DESCRIPTION OF THE TASK: Copy out the lines that include the word "JSON".

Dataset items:
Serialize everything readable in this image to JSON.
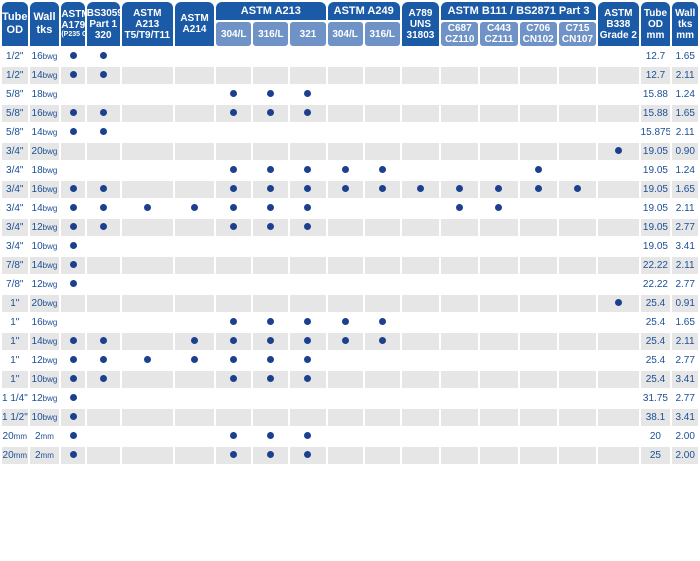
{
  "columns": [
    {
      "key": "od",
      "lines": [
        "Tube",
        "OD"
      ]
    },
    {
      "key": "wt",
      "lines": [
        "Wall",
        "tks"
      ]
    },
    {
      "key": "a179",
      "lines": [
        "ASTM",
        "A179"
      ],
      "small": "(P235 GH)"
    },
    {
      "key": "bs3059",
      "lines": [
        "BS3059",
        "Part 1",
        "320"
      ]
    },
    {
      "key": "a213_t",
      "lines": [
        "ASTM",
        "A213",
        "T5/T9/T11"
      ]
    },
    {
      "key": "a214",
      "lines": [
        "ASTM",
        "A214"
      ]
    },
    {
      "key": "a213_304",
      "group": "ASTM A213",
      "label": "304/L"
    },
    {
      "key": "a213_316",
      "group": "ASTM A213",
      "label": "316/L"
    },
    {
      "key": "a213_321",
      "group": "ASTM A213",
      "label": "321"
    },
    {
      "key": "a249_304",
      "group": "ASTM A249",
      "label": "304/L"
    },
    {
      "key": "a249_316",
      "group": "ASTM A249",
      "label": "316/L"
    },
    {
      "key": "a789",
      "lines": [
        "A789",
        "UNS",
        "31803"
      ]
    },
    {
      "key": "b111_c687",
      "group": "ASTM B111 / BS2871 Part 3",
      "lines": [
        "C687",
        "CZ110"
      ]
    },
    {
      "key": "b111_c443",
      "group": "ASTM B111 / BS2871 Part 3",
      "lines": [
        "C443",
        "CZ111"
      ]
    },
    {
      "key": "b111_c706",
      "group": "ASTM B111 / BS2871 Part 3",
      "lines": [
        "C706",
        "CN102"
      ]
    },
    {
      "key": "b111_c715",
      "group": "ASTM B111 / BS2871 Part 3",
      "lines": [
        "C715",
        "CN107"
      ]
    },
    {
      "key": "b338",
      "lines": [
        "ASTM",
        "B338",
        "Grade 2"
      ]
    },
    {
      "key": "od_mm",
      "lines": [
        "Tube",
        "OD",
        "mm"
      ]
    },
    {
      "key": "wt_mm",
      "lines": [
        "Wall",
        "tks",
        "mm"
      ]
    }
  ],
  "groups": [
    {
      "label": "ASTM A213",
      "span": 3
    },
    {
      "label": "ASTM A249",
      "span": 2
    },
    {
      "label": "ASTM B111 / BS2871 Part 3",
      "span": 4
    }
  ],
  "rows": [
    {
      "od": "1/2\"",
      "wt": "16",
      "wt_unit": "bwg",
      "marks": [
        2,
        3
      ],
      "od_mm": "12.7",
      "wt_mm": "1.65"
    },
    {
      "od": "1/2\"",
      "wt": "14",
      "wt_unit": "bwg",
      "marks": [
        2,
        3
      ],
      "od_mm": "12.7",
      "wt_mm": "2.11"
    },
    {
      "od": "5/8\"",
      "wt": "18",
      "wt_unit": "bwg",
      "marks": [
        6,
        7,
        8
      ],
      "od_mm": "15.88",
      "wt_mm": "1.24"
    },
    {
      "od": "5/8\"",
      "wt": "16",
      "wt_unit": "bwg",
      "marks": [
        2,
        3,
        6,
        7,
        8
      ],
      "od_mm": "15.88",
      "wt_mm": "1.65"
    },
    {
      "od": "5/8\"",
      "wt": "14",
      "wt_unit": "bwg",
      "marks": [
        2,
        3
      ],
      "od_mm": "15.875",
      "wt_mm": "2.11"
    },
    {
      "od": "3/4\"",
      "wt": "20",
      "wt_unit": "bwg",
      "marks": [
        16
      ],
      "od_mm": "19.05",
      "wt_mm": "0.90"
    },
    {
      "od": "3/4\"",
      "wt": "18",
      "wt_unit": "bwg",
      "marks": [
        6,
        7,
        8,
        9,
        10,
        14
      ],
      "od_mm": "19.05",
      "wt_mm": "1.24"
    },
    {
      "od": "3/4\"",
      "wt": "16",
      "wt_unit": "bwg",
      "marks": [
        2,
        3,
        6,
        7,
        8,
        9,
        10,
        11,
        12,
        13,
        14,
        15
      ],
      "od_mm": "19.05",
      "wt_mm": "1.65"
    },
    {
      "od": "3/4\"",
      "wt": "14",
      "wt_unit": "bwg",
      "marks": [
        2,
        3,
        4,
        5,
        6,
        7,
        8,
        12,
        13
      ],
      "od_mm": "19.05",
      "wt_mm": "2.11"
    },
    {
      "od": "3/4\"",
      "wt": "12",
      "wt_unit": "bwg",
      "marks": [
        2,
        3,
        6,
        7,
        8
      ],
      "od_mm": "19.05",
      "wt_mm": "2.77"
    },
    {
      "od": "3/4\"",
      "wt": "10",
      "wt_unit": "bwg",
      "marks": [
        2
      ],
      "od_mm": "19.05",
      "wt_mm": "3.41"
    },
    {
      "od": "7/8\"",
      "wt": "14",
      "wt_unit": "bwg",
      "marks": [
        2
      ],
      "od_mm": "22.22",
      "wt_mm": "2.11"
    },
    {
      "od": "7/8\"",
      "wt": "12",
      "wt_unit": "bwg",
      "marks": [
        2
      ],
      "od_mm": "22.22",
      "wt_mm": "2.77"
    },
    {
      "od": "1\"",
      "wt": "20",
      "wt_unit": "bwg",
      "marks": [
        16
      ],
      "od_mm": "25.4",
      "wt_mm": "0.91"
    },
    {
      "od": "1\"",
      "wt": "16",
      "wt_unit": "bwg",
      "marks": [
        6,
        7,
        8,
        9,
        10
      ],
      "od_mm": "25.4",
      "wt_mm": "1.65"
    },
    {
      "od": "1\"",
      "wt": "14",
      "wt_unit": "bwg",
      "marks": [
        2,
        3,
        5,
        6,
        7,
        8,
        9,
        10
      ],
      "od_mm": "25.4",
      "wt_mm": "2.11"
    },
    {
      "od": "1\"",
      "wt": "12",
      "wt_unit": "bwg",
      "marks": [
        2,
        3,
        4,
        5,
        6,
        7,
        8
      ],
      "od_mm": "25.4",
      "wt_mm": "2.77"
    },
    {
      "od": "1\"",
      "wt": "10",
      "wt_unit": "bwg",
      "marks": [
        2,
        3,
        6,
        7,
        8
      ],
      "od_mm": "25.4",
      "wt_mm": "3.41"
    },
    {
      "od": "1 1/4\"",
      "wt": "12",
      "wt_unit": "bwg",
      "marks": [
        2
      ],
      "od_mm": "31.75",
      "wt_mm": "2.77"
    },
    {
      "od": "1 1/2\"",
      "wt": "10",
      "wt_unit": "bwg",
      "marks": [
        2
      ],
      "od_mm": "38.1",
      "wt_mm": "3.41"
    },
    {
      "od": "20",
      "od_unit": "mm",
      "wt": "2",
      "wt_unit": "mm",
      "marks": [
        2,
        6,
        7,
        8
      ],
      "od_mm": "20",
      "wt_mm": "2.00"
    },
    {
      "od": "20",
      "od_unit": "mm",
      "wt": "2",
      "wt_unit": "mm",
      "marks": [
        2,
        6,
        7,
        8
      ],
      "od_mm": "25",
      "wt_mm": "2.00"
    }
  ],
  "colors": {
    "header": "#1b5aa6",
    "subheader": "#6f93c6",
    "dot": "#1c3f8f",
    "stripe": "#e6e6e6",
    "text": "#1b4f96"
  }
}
* * *
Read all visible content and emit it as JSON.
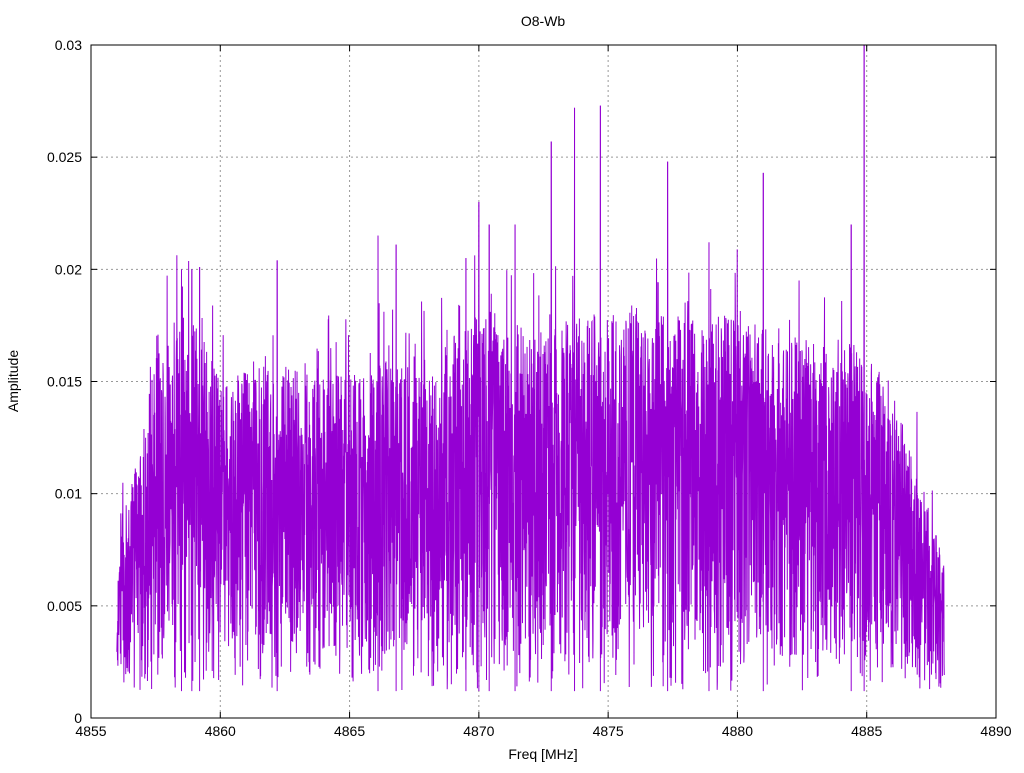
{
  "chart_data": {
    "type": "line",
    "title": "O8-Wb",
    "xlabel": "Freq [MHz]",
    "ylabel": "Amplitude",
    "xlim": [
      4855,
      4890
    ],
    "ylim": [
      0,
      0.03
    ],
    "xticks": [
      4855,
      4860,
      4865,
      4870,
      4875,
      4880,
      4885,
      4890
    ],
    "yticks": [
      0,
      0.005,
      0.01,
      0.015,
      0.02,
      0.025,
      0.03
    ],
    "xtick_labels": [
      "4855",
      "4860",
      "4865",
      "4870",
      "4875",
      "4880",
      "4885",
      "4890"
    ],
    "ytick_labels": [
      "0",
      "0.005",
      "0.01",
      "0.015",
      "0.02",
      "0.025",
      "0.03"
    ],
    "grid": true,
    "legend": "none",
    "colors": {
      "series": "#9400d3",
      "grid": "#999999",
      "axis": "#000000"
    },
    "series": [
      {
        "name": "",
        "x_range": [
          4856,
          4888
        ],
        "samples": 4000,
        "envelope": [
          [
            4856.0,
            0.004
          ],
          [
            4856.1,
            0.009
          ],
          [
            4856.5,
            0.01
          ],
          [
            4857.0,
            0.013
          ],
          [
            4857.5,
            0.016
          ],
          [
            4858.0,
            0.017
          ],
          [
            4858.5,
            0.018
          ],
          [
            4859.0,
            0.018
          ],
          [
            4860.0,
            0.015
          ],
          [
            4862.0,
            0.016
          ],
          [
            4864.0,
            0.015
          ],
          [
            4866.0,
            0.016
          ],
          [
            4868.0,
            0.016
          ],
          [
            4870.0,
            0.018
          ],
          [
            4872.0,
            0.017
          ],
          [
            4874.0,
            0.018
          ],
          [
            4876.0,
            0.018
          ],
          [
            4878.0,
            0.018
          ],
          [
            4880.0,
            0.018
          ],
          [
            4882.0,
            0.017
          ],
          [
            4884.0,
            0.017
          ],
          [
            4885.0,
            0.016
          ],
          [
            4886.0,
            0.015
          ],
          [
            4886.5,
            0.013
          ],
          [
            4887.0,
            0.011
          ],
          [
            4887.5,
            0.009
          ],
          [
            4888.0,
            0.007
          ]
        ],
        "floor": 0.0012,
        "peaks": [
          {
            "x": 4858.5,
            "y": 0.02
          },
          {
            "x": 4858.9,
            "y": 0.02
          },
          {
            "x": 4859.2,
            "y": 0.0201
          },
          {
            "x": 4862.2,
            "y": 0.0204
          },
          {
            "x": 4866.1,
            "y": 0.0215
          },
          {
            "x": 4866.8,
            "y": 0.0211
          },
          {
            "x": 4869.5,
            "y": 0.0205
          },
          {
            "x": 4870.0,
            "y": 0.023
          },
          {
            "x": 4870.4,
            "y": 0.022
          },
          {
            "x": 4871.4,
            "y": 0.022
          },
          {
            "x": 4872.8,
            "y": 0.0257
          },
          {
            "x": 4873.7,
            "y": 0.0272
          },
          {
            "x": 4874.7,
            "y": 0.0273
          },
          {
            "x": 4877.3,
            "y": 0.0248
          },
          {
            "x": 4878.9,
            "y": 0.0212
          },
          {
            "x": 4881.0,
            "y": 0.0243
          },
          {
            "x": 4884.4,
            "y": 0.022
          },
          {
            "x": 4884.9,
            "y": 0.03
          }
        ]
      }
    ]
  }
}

ANSWER FOR THIS EXERCISE:
Serialize everything readable in this image to JSON.
Read all visible content and emit it as JSON.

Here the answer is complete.